__Task directions__: Wherever the string "text" appears in a line, extract that line.

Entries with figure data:
* Begin *

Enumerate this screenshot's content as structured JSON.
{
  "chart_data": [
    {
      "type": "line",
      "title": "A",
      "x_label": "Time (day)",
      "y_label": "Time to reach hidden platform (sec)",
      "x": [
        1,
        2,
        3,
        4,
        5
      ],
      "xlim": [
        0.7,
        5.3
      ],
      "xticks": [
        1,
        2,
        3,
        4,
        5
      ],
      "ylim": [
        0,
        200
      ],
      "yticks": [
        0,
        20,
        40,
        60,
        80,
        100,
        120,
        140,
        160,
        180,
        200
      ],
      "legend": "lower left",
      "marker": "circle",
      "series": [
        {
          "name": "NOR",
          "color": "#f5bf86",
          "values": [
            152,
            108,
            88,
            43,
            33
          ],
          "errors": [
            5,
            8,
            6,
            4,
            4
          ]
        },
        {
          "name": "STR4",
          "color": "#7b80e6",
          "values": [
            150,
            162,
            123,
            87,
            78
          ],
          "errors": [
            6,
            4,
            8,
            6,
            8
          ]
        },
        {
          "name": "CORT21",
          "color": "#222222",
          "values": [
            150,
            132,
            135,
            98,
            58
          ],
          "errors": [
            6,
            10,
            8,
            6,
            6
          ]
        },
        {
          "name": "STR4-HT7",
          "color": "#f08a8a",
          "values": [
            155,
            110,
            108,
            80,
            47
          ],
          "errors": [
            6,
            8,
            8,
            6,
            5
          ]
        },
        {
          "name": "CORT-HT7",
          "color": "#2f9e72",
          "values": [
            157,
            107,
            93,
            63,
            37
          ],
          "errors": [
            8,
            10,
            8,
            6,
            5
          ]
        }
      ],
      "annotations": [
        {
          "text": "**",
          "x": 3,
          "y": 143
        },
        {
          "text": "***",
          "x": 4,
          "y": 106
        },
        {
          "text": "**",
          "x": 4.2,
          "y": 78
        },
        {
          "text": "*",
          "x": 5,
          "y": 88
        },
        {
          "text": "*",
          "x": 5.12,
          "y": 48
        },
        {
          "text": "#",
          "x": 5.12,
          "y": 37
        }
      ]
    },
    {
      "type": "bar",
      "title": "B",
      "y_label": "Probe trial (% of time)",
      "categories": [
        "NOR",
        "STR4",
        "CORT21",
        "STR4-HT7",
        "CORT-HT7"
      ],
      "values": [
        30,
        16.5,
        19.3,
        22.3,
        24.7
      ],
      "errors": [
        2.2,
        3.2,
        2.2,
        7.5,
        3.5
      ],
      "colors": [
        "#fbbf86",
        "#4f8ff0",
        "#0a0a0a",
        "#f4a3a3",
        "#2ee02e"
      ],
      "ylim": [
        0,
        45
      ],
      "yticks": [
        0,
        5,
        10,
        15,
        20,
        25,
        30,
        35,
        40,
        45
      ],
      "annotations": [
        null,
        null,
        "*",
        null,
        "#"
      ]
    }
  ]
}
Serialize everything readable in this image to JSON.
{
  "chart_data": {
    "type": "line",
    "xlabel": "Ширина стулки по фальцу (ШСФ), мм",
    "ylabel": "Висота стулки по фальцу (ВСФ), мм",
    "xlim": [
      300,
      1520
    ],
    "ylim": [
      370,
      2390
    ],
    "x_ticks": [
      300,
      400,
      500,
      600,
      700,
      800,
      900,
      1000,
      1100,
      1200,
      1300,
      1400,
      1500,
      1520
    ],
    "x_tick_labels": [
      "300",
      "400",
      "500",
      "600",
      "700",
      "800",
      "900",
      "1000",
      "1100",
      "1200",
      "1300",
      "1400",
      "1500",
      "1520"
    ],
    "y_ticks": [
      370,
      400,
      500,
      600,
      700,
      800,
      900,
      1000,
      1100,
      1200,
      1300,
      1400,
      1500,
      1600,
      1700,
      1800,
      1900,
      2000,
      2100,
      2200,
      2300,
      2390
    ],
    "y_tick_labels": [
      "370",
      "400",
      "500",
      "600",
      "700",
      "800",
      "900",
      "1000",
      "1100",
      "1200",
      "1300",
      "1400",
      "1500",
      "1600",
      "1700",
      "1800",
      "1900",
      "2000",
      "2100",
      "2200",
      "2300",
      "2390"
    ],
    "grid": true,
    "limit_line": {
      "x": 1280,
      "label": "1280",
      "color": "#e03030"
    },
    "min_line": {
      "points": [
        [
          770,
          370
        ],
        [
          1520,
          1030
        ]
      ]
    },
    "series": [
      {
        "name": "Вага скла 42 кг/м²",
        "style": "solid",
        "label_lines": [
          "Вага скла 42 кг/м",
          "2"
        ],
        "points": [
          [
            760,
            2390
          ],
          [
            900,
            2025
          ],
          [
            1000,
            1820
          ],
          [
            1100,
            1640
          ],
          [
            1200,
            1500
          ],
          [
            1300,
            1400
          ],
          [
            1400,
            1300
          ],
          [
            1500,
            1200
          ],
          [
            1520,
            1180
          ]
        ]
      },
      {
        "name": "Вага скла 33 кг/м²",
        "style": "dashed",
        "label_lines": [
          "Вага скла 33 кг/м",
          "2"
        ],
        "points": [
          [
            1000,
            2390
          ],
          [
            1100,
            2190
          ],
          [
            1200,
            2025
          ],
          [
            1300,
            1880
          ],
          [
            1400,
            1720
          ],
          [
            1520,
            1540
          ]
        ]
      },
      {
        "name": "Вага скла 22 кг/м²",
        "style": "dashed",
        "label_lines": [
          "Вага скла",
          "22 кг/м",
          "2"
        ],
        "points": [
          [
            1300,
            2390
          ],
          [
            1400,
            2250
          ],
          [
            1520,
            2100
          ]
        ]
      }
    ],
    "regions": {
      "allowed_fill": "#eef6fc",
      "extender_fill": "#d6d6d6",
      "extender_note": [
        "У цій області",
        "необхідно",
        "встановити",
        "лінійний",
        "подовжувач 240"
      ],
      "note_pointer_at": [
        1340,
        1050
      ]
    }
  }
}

* End *
* Begin *

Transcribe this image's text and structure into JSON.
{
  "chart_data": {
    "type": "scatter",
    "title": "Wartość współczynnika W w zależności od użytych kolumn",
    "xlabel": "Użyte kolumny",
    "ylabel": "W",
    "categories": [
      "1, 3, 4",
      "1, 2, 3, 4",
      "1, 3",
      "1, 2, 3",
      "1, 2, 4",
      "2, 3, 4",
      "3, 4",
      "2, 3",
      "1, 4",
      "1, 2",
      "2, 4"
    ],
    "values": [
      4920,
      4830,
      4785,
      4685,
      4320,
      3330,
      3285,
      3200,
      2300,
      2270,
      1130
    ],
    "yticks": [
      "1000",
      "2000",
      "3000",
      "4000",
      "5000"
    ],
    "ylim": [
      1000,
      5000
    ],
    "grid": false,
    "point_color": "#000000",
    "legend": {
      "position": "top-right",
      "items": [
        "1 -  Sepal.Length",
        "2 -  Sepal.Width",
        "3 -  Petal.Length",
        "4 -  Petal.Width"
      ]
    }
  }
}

* End *
* Begin *

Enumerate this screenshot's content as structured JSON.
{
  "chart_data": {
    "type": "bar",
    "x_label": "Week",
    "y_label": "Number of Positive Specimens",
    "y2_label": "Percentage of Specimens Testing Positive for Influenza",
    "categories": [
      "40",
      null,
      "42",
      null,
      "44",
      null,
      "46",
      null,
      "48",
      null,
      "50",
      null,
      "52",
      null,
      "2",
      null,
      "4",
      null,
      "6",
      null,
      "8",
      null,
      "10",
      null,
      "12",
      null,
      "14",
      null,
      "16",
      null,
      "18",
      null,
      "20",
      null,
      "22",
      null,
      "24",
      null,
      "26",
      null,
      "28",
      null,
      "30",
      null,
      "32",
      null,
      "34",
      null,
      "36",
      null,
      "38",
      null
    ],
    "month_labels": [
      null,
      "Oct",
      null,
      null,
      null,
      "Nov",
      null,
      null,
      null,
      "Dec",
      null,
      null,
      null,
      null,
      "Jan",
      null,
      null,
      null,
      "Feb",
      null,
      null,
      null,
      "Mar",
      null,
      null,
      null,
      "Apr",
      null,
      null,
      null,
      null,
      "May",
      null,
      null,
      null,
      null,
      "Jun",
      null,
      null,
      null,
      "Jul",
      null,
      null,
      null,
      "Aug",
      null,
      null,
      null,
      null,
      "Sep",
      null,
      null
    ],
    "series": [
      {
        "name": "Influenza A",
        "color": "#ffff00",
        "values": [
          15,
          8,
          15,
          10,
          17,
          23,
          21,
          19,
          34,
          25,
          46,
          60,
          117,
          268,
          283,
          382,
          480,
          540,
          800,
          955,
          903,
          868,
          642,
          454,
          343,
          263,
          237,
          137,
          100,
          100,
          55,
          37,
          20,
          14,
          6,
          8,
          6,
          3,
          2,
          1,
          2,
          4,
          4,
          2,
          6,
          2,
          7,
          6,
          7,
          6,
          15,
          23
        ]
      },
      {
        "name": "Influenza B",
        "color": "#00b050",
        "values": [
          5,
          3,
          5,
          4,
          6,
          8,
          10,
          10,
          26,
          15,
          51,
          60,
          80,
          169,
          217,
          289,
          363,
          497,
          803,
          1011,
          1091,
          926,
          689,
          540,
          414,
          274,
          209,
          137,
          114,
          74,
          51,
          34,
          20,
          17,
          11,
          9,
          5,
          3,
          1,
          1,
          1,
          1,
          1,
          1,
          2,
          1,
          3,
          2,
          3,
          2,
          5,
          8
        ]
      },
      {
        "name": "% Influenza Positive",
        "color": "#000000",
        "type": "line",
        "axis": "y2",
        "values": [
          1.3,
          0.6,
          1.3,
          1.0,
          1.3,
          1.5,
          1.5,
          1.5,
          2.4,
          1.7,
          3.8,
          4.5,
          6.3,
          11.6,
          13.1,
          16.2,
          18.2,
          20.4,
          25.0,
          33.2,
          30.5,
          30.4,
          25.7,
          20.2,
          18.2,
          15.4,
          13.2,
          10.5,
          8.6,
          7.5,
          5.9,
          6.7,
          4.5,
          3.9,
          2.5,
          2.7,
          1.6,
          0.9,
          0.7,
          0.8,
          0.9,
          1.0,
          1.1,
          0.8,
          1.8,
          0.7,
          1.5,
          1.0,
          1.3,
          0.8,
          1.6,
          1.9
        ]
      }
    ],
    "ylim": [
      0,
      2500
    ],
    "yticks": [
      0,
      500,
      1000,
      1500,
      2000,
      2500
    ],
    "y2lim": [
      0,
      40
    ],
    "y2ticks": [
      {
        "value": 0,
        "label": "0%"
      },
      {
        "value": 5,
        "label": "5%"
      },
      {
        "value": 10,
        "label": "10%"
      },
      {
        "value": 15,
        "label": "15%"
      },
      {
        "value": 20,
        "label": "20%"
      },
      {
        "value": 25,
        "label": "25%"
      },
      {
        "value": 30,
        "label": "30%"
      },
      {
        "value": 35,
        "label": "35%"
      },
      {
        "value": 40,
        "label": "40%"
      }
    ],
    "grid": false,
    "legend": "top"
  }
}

* End *

__Output__:
          "text": "**",
          "text": "***",
          "text": "**",
          "text": "*",
          "text": "*",
          "text": "#",
Transcribe this image's text and structure into JSON.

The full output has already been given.